Stated task
In the entries below, count the lines holding "осуществляется". Reply with the number only.

Record set
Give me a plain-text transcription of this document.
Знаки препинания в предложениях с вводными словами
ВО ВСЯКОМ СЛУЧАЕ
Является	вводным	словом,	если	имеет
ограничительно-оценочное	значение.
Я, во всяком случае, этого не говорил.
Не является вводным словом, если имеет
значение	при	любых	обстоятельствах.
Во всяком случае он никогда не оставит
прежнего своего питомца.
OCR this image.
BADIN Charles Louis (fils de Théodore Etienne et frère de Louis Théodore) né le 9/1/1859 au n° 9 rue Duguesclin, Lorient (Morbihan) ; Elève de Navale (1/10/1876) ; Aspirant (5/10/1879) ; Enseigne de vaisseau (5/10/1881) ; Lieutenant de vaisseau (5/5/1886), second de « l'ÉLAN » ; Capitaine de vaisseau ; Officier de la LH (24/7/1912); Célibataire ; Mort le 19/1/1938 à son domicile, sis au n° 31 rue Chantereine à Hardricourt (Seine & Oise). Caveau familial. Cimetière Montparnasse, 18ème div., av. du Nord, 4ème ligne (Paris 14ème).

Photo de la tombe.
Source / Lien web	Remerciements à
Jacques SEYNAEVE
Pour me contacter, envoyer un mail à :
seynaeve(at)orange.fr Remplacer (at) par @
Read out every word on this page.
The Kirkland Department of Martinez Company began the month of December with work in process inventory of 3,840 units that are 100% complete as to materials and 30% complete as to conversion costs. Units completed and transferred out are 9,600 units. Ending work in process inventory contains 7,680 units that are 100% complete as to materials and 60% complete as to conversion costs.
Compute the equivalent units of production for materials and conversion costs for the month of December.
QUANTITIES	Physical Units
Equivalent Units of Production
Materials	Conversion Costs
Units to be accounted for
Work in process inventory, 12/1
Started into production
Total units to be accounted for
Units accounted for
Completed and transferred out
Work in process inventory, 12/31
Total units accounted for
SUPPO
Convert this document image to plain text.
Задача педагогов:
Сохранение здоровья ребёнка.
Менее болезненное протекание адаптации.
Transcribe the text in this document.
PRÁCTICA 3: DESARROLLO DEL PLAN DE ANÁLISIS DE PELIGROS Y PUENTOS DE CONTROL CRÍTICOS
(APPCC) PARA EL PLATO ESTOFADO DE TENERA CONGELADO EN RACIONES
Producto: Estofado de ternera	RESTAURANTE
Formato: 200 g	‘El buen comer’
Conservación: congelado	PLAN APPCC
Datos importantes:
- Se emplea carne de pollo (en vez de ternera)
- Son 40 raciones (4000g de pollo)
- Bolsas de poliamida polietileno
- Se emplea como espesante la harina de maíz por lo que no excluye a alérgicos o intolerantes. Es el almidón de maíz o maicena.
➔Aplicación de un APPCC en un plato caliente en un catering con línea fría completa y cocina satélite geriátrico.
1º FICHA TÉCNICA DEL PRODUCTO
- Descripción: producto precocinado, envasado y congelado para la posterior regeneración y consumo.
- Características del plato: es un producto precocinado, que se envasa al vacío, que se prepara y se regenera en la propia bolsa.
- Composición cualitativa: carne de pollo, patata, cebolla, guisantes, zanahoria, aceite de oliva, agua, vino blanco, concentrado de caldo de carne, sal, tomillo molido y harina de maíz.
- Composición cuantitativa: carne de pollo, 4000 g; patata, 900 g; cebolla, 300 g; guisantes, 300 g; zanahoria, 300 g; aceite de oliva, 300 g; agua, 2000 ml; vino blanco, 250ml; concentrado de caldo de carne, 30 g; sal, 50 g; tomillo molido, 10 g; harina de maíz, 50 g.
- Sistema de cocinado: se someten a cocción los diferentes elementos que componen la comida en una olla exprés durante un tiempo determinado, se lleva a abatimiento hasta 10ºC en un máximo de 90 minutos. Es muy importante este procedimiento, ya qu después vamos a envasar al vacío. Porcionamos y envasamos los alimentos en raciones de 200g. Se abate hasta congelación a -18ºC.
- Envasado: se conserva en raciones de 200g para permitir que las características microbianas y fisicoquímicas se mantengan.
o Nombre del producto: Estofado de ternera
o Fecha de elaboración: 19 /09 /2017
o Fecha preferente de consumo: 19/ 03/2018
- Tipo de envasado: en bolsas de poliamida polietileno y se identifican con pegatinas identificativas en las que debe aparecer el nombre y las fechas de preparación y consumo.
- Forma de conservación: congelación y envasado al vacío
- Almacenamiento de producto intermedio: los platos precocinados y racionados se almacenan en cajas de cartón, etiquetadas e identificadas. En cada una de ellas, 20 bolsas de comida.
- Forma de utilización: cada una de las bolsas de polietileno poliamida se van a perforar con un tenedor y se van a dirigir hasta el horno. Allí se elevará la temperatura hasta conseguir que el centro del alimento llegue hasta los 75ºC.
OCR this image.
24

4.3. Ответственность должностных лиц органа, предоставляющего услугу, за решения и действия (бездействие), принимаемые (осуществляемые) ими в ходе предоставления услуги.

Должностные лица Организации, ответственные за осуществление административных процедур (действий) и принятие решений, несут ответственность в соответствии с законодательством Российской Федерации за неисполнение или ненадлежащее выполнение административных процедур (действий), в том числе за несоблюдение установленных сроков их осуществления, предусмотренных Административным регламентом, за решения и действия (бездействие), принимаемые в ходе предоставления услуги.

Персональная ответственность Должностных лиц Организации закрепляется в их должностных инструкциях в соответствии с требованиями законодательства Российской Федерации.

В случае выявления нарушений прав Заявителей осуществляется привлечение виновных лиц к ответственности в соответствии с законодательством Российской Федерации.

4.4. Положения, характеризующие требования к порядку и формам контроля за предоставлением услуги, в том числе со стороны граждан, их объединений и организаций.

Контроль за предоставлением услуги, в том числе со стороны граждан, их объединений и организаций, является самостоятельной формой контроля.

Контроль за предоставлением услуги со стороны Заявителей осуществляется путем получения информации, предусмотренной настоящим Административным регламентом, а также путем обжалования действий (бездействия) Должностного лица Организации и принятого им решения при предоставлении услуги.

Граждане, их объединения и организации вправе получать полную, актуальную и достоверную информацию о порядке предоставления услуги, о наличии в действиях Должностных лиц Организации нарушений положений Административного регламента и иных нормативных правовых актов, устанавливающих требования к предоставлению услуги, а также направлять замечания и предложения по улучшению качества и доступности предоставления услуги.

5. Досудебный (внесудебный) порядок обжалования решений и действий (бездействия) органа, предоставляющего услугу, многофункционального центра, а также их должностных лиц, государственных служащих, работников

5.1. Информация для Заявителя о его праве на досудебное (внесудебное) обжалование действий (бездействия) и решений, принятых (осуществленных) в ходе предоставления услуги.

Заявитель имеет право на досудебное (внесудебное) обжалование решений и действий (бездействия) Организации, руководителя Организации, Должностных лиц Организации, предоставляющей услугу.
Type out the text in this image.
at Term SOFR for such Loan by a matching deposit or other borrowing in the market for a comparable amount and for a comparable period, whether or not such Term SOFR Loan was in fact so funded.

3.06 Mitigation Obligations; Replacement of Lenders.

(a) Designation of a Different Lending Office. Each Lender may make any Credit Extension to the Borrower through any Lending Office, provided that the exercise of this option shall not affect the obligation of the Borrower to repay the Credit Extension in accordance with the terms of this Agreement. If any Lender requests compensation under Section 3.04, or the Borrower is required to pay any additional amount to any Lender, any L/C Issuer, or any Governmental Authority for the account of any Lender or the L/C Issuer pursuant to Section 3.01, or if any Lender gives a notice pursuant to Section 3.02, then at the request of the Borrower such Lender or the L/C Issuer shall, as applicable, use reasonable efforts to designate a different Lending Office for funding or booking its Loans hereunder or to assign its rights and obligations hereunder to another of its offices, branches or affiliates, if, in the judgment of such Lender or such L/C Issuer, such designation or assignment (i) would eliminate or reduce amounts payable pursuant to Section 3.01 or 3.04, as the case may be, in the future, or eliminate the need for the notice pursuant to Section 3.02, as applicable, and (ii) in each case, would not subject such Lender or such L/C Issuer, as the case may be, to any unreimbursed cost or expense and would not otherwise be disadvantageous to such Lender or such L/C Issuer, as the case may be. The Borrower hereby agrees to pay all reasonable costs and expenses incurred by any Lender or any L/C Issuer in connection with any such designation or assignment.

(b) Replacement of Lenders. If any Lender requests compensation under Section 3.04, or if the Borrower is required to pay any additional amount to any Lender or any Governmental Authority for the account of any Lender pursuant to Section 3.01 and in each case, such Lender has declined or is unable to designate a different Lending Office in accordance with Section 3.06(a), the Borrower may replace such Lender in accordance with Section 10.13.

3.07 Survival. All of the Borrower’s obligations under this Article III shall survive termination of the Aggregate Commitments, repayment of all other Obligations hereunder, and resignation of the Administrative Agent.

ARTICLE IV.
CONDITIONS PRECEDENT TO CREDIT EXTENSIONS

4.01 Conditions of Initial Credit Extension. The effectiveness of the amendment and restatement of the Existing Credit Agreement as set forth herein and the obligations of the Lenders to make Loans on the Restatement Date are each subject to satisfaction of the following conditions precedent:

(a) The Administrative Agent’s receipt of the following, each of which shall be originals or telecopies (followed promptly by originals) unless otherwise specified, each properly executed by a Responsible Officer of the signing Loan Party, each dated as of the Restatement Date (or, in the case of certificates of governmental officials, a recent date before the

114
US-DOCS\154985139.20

Answer for this exercise
2